··· AVAILABLE RECORDS

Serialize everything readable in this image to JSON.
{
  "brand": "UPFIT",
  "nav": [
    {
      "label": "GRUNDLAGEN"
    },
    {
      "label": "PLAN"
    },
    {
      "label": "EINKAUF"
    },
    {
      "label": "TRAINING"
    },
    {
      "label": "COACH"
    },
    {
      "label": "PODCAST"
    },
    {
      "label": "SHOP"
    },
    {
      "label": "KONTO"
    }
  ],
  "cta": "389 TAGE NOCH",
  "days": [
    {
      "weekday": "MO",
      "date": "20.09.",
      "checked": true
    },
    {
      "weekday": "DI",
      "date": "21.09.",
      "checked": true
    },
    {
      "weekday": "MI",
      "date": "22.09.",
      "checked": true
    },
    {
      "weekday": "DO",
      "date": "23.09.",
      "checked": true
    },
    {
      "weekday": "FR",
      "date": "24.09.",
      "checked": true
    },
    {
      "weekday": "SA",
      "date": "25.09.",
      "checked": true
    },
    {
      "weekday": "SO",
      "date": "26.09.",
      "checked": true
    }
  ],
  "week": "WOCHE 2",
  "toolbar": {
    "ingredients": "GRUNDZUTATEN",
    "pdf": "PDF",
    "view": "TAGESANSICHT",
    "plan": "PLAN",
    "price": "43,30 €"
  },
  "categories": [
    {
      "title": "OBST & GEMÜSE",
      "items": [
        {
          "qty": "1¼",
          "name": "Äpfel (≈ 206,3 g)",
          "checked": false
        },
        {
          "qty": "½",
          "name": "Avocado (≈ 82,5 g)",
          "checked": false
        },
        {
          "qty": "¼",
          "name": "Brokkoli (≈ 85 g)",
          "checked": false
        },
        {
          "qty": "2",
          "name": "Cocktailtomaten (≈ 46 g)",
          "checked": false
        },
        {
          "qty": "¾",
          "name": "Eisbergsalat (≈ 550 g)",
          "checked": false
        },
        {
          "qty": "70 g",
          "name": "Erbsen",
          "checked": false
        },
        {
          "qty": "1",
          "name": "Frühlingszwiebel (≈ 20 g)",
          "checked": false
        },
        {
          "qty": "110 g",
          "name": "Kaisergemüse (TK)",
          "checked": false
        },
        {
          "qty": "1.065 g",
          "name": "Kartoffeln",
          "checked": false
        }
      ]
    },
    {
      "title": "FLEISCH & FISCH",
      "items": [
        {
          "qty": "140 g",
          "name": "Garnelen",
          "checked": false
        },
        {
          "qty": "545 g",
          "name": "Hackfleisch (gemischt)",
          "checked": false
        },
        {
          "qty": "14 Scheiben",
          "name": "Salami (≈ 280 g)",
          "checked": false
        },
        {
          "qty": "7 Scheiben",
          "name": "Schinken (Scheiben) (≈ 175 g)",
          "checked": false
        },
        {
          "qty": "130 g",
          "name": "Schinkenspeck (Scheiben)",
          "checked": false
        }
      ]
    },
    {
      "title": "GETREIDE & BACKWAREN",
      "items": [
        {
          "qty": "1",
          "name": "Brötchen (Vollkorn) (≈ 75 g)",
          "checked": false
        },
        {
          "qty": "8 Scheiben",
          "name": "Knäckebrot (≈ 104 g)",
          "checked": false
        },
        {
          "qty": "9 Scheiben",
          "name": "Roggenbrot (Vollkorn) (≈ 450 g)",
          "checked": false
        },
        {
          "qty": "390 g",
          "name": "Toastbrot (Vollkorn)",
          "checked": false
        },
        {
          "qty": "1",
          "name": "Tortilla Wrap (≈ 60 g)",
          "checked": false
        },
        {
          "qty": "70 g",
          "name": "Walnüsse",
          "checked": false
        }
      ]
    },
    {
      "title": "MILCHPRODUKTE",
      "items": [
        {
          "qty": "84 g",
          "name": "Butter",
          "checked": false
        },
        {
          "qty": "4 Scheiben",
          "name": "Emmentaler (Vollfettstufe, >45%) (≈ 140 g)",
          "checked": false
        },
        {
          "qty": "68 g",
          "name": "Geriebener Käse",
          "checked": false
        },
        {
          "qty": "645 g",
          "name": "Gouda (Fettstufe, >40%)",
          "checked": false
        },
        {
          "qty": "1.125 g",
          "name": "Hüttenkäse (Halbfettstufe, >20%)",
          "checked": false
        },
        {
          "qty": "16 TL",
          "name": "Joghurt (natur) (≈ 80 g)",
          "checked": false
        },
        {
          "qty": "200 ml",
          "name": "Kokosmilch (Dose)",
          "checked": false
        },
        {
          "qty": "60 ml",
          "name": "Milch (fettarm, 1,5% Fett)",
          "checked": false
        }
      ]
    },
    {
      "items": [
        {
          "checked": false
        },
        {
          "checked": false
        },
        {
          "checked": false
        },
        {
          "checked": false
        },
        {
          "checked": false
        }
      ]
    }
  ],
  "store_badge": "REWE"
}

······

**THE PROBLEM**
Return the entries above exactly as they appear.

**FINAL ANSWER**
Serialize everything readable in this image to JSON.
{
  "brand": "UPFIT",
  "nav": [
    {
      "label": "GRUNDLAGEN"
    },
    {
      "label": "PLAN"
    },
    {
      "label": "EINKAUF"
    },
    {
      "label": "TRAINING"
    },
    {
      "label": "COACH"
    },
    {
      "label": "PODCAST"
    },
    {
      "label": "SHOP"
    },
    {
      "label": "KONTO"
    }
  ],
  "cta": "389 TAGE NOCH",
  "days": [
    {
      "weekday": "MO",
      "date": "20.09.",
      "checked": true
    },
    {
      "weekday": "DI",
      "date": "21.09.",
      "checked": true
    },
    {
      "weekday": "MI",
      "date": "22.09.",
      "checked": true
    },
    {
      "weekday": "DO",
      "date": "23.09.",
      "checked": true
    },
    {
      "weekday": "FR",
      "date": "24.09.",
      "checked": true
    },
    {
      "weekday": "SA",
      "date": "25.09.",
      "checked": true
    },
    {
      "weekday": "SO",
      "date": "26.09.",
      "checked": true
    }
  ],
  "week": "WOCHE 2",
  "toolbar": {
    "ingredients": "GRUNDZUTATEN",
    "pdf": "PDF",
    "view": "TAGESANSICHT",
    "plan": "PLAN",
    "price": "43,30 €"
  },
  "categories": [
    {
      "title": "OBST & GEMÜSE",
      "items": [
        {
          "qty": "1¼",
          "name": "Äpfel (≈ 206,3 g)",
          "checked": false
        },
        {
          "qty": "½",
          "name": "Avocado (≈ 82,5 g)",
          "checked": false
        },
        {
          "qty": "¼",
          "name": "Brokkoli (≈ 85 g)",
          "checked": false
        },
        {
          "qty": "2",
          "name": "Cocktailtomaten (≈ 46 g)",
          "checked": false
        },
        {
          "qty": "¾",
          "name": "Eisbergsalat (≈ 550 g)",
          "checked": false
        },
        {
          "qty": "70 g",
          "name": "Erbsen",
          "checked": false
        },
        {
          "qty": "1",
          "name": "Frühlingszwiebel (≈ 20 g)",
          "checked": false
        },
        {
          "qty": "110 g",
          "name": "Kaisergemüse (TK)",
          "checked": false
        },
        {
          "qty": "1.065 g",
          "name": "Kartoffeln",
          "checked": false
        }
      ]
    },
    {
      "title": "FLEISCH & FISCH",
      "items": [
        {
          "qty": "140 g",
          "name": "Garnelen",
          "checked": false
        },
        {
          "qty": "545 g",
          "name": "Hackfleisch (gemischt)",
          "checked": false
        },
        {
          "qty": "14 Scheiben",
          "name": "Salami (≈ 280 g)",
          "checked": false
        },
        {
          "qty": "7 Scheiben",
          "name": "Schinken (Scheiben) (≈ 175 g)",
          "checked": false
        },
        {
          "qty": "130 g",
          "name": "Schinkenspeck (Scheiben)",
          "checked": false
        }
      ]
    },
    {
      "title": "GETREIDE & BACKWAREN",
      "items": [
        {
          "qty": "1",
          "name": "Brötchen (Vollkorn) (≈ 75 g)",
          "checked": false
        },
        {
          "qty": "8 Scheiben",
          "name": "Knäckebrot (≈ 104 g)",
          "checked": false
        },
        {
          "qty": "9 Scheiben",
          "name": "Roggenbrot (Vollkorn) (≈ 450 g)",
          "checked": false
        },
        {
          "qty": "390 g",
          "name": "Toastbrot (Vollkorn)",
          "checked": false
        },
        {
          "qty": "1",
          "name": "Tortilla Wrap (≈ 60 g)",
          "checked": false
        },
        {
          "qty": "70 g",
          "name": "Walnüsse",
          "checked": false
        }
      ]
    },
    {
      "title": "MILCHPRODUKTE",
      "items": [
        {
          "qty": "84 g",
          "name": "Butter",
          "checked": false
        },
        {
          "qty": "4 Scheiben",
          "name": "Emmentaler (Vollfettstufe, >45%) (≈ 140 g)",
          "checked": false
        },
        {
          "qty": "68 g",
          "name": "Geriebener Käse",
          "checked": false
        },
        {
          "qty": "645 g",
          "name": "Gouda (Fettstufe, >40%)",
          "checked": false
        },
        {
          "qty": "1.125 g",
          "name": "Hüttenkäse (Halbfettstufe, >20%)",
          "checked": false
        },
        {
          "qty": "16 TL",
          "name": "Joghurt (natur) (≈ 80 g)",
          "checked": false
        },
        {
          "qty": "200 ml",
          "name": "Kokosmilch (Dose)",
          "checked": false
        },
        {
          "qty": "60 ml",
          "name": "Milch (fettarm, 1,5% Fett)",
          "checked": false
        }
      ]
    },
    {
      "items": [
        {
          "checked": false
        },
        {
          "checked": false
        },
        {
          "checked": false
        },
        {
          "checked": false
        },
        {
          "checked": false
        }
      ]
    }
  ],
  "store_badge": "REWE"
}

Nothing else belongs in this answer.